ISDS Reform, Intra-EU BITs and CETA: New and Upcoming Developments
On 19 January 2019, the European Union submitted new proposals to the United Nations Commission on International Trade Law (UNCITRAL) Working Group III (WGIII) tasked with examining the reform of investor-State dispute settlement (ISDS).
As we have reported before (see here, here, here and here), discussions are currently being held within WGIII on a possible reform of ISDS mechanisms. Those rounds of discussions take place twice a year (in April and in November) and were initiated in November 2017. The discussions are divided into three distinct phases: identifying concerns about ISDS (Phase I); considering whether reform of the current system is desirable in the light of any identified concerns (Phase II); and designing options for reform responding to any such concerns (Phase III).
After its 36th Session (which took place in Vienna in October-November 2018), WGIII has now almost completed Phase II of its mandate.
In order to move into Phase III and start discussing concrete reform options, the Chairman of WGIII has invited countries involved in the discussions to submit proposals regarding the content of such reform as well as the roadmap to achieve those reforms. Those proposals would then be discussed during the next meeting of WGIII in April 2019.
In light of this invitation, the EU has now submitted two papers to the WGIII Secretariat.
The first paper includes a description of the ISDS reform that the EU wishes to support. Interestingly, although the EU used to previously label its reform option a “Multilateral Investment Court“, it now refers to a “Multilateral Standing Mechanism“. The key features of the reform (discussed here) remain, however, largely unchanged. The paper submitted by the EU on 19 January 2019 provides more clarity regarding several key aspects.
Among those clarifications, I have highlighted the following elements:
– Regarding the appointment of “adjudicators” (again the EU no longer refers to “judges“):
“It is vital to ensure the neutrality of adjudicators. A robust and transparent appointment process would be necessary to ensure the independence and impartiality of the adjudicators. All ideas to ensure neutrality should be considered, but inspiration can be drawn, inter alia, from recently created international or regional courts which have screening mechanisms to ensure that the adjudicators appointed do in fact meet the necessary standards of judicial independence. The persons appointed to the screening mechanisms should be independent. These could, for example, be ex officio appointments (for example, the President of the International Court of Justice, other senior or recently retired judges from international or domestic supreme courts). Candidates for the standing mechanism could be both proposed by the contracting parties and apply directly for appointment. Consideration should be given to allowing non-nationals of contracting parties to be appointed. They would be subject to a vote requiring a significant majority of votes of the contracting parties“.
– Regarding the appellate mechanism, the paper provides that appeals against decisions by the tribunal of first instance to the appellate tribunal should be based on “error of law (including serious procedural shortcomings) or manifest errors in the appreciation of the facts“. The appellate tribunal would, however, not be entitled to undertake a de novo review of the facts.
– Regarding the enforcement mechanism the paper provides that:
“Effective enforcement of awards of a standing mechanism is vital. Given that it would feature an appeal mechanism, there is no need for review of awards at the domestic level or through ad hoc international mechanisms (i.e. the function of annulment or set-aside currently exercised by national courts and ICSID annulment committees would be exercised by the broader review provided by the appeal mechanism). Therefore, there should not be review of such awards at domestic level.

▶ **DATA RECORDS**:
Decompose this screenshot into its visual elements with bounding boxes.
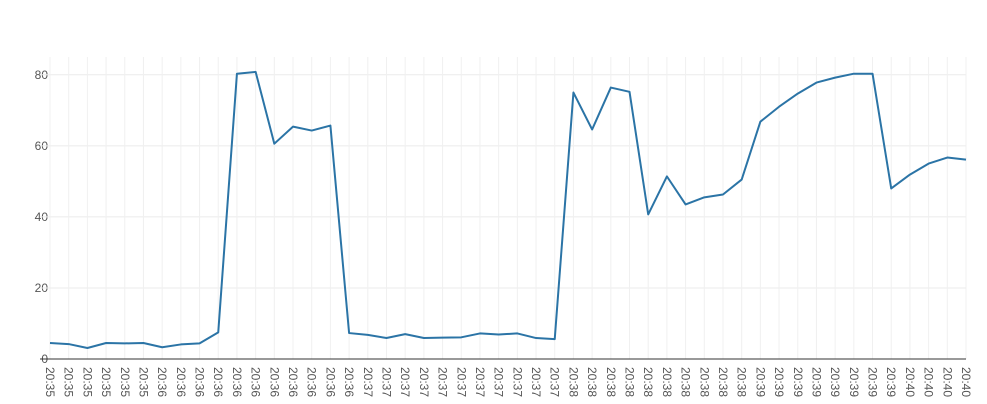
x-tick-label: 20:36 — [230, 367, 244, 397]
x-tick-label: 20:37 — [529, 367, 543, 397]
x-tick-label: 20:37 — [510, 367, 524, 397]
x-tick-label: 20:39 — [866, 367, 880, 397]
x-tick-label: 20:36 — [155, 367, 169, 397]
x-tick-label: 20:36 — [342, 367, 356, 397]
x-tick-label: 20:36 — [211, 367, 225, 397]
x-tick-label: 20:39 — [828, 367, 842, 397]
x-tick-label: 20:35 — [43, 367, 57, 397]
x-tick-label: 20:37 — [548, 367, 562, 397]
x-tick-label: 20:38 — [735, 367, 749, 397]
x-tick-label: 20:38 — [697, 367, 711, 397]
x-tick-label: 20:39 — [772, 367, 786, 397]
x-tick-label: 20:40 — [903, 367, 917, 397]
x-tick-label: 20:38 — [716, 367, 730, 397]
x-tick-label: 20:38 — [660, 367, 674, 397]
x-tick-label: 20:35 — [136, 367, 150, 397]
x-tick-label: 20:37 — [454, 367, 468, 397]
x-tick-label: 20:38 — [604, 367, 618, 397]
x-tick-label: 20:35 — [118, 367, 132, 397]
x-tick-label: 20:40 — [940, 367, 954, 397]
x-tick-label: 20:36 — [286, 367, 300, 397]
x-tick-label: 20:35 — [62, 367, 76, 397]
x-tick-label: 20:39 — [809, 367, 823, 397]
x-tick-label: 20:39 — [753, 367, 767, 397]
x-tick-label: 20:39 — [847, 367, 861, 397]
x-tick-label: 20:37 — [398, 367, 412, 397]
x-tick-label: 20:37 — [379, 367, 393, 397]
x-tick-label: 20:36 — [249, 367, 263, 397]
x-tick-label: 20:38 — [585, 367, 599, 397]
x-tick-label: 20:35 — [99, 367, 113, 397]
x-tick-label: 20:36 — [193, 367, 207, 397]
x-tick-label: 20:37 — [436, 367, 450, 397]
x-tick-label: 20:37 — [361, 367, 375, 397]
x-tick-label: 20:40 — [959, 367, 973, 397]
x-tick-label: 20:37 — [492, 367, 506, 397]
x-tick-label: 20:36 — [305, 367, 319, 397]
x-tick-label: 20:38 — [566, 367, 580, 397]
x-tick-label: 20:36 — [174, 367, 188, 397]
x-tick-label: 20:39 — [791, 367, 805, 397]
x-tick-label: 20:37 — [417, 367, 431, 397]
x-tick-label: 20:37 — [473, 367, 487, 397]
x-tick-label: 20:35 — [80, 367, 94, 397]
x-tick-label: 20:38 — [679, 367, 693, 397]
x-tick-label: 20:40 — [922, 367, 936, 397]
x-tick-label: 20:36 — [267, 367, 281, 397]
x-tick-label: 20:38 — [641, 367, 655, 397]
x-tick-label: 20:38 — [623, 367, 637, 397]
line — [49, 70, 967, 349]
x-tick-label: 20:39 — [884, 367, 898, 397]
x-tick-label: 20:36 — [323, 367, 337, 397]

▶ **TASKS**:
1. Update the ISDS reform article from "In light of" through "several key aspects.", replacing "EU" with "European Union".
2. Extend the article on the EU's ISDS reform proposals to UNCITRAL, picking up after its last sentence.

▶ **FINAL ANSWERS**:
1.
In light of this invitation, the European Union has now submitted two papers to the WGIII Secretariat.
The first paper includes a description of the ISDS reform that the European Union wishes to support. Interestingly, although the European Union used to previously label its reform option a “Multilateral Investment Court“, it now refers to a “Multilateral Standing Mechanism“. The key features of the reform (discussed here) remain, however, largely unchanged. The paper submitted by the European Union on 19 January 2019 provides more clarity regarding several key aspects.

2.
It is suggested that the instrument creating a standing mechanism should create its own enforcement regime, which would not provide for review at domestic level.
It would also be the case that awards under a future standing mechanism could additionally be capable of enforcement under the New York Convention on the Recognition and Enforcement of Foreign Arbitral Awards“.
The second paper submitted by the EU on 19 January 2019 describes the roadmap or work plan that the EU suggests that WGIII should follow in the course of Phase III of its mandate.
In light of this proposal, the EU suggests that Phase III should be divided into 4 different steps:
“Step 1 involves the identification and proposal by governments of their preferred reform options, in conceptual form, on which they would like to see the Working Group eventually develop solutions. These options should respond to the concerns expressed in the Working Group in respect of which it was considered that reform was desirable.
In Step 2 the Working Group would identify which of the reform options put forward under Step 1 should be the subject of further work. This would entail a discussion at conceptual level of the options which have been put forward and then a decision on which option or combination of options the Working Group should engage in further work on.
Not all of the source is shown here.